▶ _Brief_: Repeat the records below exactly.

▶ _Supplied material_:
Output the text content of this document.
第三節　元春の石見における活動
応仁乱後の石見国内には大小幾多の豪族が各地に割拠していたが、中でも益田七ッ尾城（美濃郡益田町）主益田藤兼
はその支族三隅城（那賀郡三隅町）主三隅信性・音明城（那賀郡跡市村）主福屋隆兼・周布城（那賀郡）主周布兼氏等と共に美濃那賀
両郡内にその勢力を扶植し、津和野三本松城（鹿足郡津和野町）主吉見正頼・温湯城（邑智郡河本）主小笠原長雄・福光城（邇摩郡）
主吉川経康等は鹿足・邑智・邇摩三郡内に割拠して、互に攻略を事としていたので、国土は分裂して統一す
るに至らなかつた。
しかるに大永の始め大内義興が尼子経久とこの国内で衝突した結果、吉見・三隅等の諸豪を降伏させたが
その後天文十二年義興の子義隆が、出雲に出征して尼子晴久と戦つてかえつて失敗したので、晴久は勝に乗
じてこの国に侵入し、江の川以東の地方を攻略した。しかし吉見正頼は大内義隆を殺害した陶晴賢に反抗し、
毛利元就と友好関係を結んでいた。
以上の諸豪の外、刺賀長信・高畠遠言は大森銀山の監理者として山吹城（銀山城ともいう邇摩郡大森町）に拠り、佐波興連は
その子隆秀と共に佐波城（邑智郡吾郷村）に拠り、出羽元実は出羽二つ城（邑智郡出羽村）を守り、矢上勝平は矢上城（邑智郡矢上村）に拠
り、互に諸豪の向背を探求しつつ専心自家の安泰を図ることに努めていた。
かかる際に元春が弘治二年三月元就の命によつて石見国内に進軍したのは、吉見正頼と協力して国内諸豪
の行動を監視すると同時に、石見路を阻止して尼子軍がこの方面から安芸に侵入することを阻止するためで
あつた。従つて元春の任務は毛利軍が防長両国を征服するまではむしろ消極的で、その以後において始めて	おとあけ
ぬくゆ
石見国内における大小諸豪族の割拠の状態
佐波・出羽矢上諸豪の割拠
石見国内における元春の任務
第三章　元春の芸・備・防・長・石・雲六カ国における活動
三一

▶ _Full answer_:
Output the text content of this document.
第三節　元春の石見における活動
応仁乱後の石見国内には大小幾多の豪族が各地に割拠していたが、中でも益田七ッ尾城（美濃郡益田町）主益田藤兼
はその支族三隅城（那賀郡三隅町）主三隅信性・音明城（那賀郡跡市村）主福屋隆兼・周布城（那賀郡）主周布兼氏等と共に美濃那賀
両郡内にその勢力を扶植し、津和野三本松城（鹿足郡津和野町）主吉見正頼・温湯城（邑智郡河本）主小笠原長雄・福光城（邇摩郡）
主吉川経康等は鹿足・邑智・邇摩三郡内に割拠して、互に攻略を事としていたので、国土は分裂して統一す
るに至らなかつた。
しかるに大永の始め大内義興が尼子経久とこの国内で衝突した結果、吉見・三隅等の諸豪を降伏させたが
その後天文十二年義興の子義隆が、出雲に出征して尼子晴久と戦つてかえつて失敗したので、晴久は勝に乗
じてこの国に侵入し、江の川以東の地方を攻略した。しかし吉見正頼は大内義隆を殺害した陶晴賢に反抗し、
毛利元就と友好関係を結んでいた。
以上の諸豪の外、刺賀長信・高畠遠言は大森銀山の監理者として山吹城（銀山城ともいう邇摩郡大森町）に拠り、佐波興連は
その子隆秀と共に佐波城（邑智郡吾郷村）に拠り、出羽元実は出羽二つ城（邑智郡出羽村）を守り、矢上勝平は矢上城（邑智郡矢上村）に拠
り、互に諸豪の向背を探求しつつ専心自家の安泰を図ることに努めていた。
かかる際に元春が弘治二年三月元就の命によつて石見国内に進軍したのは、吉見正頼と協力して国内諸豪
の行動を監視すると同時に、石見路を阻止して尼子軍がこの方面から安芸に侵入することを阻止するためで
あつた。従つて元春の任務は毛利軍が防長両国を征服するまではむしろ消極的で、その以後において始めて	おとあけ
ぬくゆ
石見国内における大小諸豪族の割拠の状態
佐波・出羽矢上諸豪の割拠
石見国内における元春の任務
第三章　元春の芸・備・防・長・石・雲六カ国における活動
三一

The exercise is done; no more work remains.